◆ Collected data
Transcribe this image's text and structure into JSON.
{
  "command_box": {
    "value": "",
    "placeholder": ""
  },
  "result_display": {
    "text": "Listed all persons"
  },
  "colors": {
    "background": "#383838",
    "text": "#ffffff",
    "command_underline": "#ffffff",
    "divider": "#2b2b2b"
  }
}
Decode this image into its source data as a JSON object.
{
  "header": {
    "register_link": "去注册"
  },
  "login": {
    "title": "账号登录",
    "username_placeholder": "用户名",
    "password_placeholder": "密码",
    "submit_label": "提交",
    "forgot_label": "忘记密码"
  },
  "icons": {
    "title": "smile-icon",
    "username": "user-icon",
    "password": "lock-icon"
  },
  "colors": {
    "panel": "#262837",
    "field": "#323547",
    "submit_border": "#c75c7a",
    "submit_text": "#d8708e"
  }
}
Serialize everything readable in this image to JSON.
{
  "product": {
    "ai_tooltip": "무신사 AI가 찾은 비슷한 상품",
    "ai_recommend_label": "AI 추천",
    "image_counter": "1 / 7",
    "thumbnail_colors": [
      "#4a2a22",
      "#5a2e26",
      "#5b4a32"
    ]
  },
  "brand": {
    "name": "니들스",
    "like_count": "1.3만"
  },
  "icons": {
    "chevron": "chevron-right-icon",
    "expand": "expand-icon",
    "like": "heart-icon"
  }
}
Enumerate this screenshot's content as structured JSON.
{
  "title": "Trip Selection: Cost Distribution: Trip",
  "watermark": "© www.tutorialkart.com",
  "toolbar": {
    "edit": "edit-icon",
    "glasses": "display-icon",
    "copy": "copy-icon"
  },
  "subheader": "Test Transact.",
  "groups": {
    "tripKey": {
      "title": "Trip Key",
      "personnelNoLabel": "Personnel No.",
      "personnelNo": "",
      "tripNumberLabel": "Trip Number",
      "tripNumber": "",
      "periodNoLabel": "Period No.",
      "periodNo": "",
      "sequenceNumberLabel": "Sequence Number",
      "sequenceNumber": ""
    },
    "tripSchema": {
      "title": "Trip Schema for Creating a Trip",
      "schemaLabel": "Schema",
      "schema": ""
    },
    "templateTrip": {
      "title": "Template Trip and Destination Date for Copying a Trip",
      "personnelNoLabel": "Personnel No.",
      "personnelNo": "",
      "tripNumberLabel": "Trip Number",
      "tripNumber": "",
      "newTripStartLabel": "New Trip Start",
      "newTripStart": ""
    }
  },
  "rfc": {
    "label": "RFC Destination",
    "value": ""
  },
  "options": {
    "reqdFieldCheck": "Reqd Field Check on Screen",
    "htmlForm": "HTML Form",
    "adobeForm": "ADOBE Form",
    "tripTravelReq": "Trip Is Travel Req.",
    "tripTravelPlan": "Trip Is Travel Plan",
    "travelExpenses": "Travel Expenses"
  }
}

◆ The problem
Quote the whole listing above, leaving nothing out.

◆ Answer
Transcribe this image's text and structure into JSON.
{
  "command_box": {
    "value": "",
    "placeholder": ""
  },
  "result_display": {
    "text": "Listed all persons"
  },
  "colors": {
    "background": "#383838",
    "text": "#ffffff",
    "command_underline": "#ffffff",
    "divider": "#2b2b2b"
  }
}
Decode this image into its source data as a JSON object.
{
  "header": {
    "register_link": "去注册"
  },
  "login": {
    "title": "账号登录",
    "username_placeholder": "用户名",
    "password_placeholder": "密码",
    "submit_label": "提交",
    "forgot_label": "忘记密码"
  },
  "icons": {
    "title": "smile-icon",
    "username": "user-icon",
    "password": "lock-icon"
  },
  "colors": {
    "panel": "#262837",
    "field": "#323547",
    "submit_border": "#c75c7a",
    "submit_text": "#d8708e"
  }
}
Serialize everything readable in this image to JSON.
{
  "product": {
    "ai_tooltip": "무신사 AI가 찾은 비슷한 상품",
    "ai_recommend_label": "AI 추천",
    "image_counter": "1 / 7",
    "thumbnail_colors": [
      "#4a2a22",
      "#5a2e26",
      "#5b4a32"
    ]
  },
  "brand": {
    "name": "니들스",
    "like_count": "1.3만"
  },
  "icons": {
    "chevron": "chevron-right-icon",
    "expand": "expand-icon",
    "like": "heart-icon"
  }
}
Enumerate this screenshot's content as structured JSON.
{
  "title": "Trip Selection: Cost Distribution: Trip",
  "watermark": "© www.tutorialkart.com",
  "toolbar": {
    "edit": "edit-icon",
    "glasses": "display-icon",
    "copy": "copy-icon"
  },
  "subheader": "Test Transact.",
  "groups": {
    "tripKey": {
      "title": "Trip Key",
      "personnelNoLabel": "Personnel No.",
      "personnelNo": "",
      "tripNumberLabel": "Trip Number",
      "tripNumber": "",
      "periodNoLabel": "Period No.",
      "periodNo": "",
      "sequenceNumberLabel": "Sequence Number",
      "sequenceNumber": ""
    },
    "tripSchema": {
      "title": "Trip Schema for Creating a Trip",
      "schemaLabel": "Schema",
      "schema": ""
    },
    "templateTrip": {
      "title": "Template Trip and Destination Date for Copying a Trip",
      "personnelNoLabel": "Personnel No.",
      "personnelNo": "",
      "tripNumberLabel": "Trip Number",
      "tripNumber": "",
      "newTripStartLabel": "New Trip Start",
      "newTripStart": ""
    }
  },
  "rfc": {
    "label": "RFC Destination",
    "value": ""
  },
  "options": {
    "reqdFieldCheck": "Reqd Field Check on Screen",
    "htmlForm": "HTML Form",
    "adobeForm": "ADOBE Form",
    "tripTravelReq": "Trip Is Travel Req.",
    "tripTravelPlan": "Trip Is Travel Plan",
    "travelExpenses": "Travel Expenses"
  }
}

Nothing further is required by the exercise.